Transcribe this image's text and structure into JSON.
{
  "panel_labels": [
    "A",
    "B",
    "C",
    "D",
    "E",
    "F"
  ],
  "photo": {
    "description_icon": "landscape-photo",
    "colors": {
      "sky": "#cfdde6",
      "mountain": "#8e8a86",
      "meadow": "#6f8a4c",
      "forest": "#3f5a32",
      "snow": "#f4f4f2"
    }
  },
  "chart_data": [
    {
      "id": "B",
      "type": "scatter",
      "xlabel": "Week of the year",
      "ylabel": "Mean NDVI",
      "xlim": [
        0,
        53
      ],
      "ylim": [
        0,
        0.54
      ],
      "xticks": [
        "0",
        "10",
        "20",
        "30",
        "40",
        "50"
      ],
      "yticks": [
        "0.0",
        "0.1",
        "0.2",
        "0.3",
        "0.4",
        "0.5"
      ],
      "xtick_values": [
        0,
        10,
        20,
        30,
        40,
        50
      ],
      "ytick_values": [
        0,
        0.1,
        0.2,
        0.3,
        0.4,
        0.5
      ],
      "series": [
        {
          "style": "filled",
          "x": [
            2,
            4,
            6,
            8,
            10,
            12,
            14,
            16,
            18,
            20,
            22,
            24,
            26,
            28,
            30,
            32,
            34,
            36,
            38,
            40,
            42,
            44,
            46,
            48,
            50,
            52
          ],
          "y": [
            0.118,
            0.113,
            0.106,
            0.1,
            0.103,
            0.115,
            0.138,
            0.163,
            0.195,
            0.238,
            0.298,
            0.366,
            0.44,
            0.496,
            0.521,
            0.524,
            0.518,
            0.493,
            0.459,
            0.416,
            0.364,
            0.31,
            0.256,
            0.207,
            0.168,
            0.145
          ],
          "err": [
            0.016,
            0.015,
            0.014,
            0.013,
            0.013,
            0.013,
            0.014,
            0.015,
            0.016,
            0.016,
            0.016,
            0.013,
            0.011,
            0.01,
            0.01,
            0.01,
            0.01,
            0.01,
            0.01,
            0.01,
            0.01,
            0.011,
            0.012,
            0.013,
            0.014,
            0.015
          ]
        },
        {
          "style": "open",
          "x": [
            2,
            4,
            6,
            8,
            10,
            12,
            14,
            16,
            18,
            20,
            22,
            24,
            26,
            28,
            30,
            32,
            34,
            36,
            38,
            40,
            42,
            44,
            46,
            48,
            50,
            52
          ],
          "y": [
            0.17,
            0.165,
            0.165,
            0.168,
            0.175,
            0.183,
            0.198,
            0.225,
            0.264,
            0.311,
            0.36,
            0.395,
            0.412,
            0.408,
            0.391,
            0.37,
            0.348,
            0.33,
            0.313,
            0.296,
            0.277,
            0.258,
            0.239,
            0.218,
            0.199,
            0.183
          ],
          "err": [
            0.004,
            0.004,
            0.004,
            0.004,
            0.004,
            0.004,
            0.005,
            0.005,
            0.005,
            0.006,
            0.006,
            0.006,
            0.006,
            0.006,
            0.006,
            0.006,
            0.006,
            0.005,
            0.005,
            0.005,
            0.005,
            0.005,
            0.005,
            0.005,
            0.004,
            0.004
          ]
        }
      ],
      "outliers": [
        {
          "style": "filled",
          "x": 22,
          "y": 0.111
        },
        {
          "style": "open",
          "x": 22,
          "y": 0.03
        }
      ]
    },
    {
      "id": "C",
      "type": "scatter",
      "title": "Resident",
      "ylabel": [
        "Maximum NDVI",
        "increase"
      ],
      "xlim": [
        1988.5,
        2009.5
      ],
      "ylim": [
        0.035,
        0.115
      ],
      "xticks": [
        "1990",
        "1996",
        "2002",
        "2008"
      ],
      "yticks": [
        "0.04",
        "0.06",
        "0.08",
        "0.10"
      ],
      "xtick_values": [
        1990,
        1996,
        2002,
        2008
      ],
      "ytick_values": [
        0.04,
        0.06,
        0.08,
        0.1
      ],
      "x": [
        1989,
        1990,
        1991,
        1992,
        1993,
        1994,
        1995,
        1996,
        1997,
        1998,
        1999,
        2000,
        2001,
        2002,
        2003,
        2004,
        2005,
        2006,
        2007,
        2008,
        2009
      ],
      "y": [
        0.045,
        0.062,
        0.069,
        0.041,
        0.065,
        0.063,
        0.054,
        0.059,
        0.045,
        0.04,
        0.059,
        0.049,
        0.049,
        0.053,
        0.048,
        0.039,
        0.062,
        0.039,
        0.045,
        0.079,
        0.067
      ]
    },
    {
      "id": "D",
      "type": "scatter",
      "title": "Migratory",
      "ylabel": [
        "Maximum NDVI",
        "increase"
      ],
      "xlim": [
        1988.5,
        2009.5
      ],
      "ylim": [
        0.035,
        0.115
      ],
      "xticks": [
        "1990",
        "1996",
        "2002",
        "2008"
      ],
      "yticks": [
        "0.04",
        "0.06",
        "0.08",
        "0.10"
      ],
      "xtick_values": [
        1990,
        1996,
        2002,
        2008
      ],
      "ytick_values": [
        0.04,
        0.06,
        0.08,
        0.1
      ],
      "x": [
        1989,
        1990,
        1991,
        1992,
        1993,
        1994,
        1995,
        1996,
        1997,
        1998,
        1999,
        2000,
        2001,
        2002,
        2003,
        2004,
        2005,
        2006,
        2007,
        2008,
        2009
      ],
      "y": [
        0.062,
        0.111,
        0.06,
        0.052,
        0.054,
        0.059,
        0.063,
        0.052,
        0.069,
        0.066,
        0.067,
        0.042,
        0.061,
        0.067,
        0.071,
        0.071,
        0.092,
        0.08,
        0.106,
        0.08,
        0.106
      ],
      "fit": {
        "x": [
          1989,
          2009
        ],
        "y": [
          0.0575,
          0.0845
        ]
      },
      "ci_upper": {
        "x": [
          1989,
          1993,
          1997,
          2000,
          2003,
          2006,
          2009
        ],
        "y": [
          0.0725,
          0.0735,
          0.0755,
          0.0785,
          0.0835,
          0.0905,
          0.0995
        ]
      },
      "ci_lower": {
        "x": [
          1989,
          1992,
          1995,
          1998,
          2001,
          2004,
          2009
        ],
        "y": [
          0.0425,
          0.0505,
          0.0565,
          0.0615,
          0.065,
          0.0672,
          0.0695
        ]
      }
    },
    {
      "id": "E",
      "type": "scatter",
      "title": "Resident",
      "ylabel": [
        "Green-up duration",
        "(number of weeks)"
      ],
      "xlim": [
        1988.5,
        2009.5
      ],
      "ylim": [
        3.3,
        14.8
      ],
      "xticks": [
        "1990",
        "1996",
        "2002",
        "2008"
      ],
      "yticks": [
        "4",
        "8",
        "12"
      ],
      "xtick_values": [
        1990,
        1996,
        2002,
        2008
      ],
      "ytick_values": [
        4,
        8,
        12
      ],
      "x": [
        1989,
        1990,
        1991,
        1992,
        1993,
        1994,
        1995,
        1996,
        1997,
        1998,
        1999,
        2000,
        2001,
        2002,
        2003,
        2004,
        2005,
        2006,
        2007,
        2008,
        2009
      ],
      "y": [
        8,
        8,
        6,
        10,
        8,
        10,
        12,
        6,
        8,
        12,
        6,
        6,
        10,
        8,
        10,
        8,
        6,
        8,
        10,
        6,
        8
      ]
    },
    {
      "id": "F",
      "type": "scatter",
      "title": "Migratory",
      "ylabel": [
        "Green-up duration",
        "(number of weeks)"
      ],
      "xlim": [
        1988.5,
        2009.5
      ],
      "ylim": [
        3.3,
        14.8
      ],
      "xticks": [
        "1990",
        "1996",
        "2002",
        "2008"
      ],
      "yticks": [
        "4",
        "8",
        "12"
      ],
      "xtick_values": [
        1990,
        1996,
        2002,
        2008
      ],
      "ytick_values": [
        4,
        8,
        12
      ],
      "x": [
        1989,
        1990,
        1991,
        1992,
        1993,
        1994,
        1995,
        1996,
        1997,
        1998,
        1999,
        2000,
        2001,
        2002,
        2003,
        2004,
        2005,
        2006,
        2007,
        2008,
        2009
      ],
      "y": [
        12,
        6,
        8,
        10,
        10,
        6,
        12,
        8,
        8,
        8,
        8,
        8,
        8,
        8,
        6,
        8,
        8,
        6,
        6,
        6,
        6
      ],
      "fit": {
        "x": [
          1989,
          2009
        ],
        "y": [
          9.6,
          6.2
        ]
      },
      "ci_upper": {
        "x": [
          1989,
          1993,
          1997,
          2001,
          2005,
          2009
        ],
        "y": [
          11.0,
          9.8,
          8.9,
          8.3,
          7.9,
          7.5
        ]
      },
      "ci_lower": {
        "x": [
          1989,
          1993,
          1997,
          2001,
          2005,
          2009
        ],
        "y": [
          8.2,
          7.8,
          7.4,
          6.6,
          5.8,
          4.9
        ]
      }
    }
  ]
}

══════════

■ Given instruction: Check all the records above and select each line where the string "photo" is found.

■ The answer:
  "photo": {
    "description_icon": "landscape-photo",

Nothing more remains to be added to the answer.